• **TASK**: Out of the lines in this data, how many include "JSON"? Give the number and nothing else.
[START]
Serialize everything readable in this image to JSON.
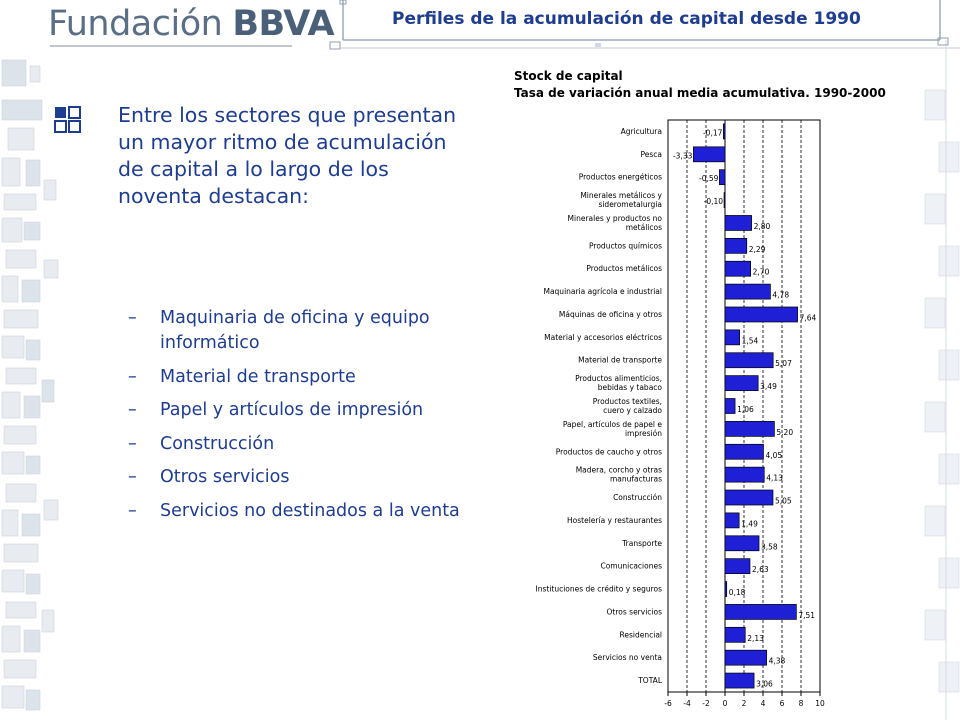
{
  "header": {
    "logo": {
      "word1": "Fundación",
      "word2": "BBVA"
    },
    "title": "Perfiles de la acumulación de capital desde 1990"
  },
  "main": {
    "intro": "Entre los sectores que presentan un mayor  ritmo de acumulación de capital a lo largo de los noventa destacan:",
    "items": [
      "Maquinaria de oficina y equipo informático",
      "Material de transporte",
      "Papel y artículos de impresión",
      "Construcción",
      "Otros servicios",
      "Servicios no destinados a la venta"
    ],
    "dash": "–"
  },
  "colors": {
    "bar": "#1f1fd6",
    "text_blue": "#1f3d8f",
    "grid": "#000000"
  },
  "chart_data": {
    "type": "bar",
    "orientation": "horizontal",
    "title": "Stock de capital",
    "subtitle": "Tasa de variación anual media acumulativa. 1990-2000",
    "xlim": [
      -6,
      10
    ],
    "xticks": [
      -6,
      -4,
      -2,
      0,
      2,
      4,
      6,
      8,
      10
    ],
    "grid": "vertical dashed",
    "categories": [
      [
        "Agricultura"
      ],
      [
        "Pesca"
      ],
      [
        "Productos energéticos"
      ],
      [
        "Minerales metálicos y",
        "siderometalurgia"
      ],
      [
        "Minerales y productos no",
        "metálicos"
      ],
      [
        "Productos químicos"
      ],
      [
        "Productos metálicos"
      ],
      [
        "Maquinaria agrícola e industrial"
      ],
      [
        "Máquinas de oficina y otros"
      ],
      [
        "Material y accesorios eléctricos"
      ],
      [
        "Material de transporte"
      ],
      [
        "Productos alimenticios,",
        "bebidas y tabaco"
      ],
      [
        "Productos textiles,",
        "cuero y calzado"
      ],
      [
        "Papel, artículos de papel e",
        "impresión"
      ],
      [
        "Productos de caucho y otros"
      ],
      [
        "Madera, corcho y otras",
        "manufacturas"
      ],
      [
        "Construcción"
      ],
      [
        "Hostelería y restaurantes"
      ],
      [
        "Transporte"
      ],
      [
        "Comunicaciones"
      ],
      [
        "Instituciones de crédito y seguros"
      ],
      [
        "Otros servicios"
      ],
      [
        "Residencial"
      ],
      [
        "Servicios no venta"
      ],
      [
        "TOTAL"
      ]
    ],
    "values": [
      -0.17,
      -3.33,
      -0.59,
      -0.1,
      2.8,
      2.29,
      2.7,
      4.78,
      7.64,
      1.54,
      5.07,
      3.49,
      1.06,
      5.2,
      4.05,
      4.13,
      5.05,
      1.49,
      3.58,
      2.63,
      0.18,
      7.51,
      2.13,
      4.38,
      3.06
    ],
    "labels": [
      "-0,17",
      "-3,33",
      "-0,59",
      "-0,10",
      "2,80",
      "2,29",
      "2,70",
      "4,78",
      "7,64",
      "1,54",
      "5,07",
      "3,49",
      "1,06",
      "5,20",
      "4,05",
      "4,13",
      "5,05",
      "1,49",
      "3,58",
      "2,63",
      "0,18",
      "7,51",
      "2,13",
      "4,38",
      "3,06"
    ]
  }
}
[END]
[START]
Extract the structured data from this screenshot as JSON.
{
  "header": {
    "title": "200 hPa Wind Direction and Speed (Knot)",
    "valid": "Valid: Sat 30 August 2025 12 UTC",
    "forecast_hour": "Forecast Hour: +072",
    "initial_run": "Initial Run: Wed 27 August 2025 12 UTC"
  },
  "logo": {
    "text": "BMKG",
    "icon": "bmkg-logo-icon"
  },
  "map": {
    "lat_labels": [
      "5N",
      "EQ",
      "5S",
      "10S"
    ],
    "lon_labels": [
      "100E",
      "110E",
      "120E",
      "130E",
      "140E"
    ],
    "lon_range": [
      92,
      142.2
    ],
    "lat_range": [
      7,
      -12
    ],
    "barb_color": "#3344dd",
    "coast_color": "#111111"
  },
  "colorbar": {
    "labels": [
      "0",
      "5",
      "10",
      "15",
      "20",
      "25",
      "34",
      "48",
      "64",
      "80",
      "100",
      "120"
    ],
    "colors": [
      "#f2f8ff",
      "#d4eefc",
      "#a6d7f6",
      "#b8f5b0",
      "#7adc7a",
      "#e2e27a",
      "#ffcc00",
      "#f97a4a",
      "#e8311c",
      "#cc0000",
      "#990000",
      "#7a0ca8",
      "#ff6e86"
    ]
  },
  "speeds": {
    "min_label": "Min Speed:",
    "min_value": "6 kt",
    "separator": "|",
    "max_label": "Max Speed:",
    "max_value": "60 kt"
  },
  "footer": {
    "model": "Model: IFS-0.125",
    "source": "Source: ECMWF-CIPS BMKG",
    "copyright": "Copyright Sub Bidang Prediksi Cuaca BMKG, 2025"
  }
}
[END]
• **EXERCISE OUTPUT**: 2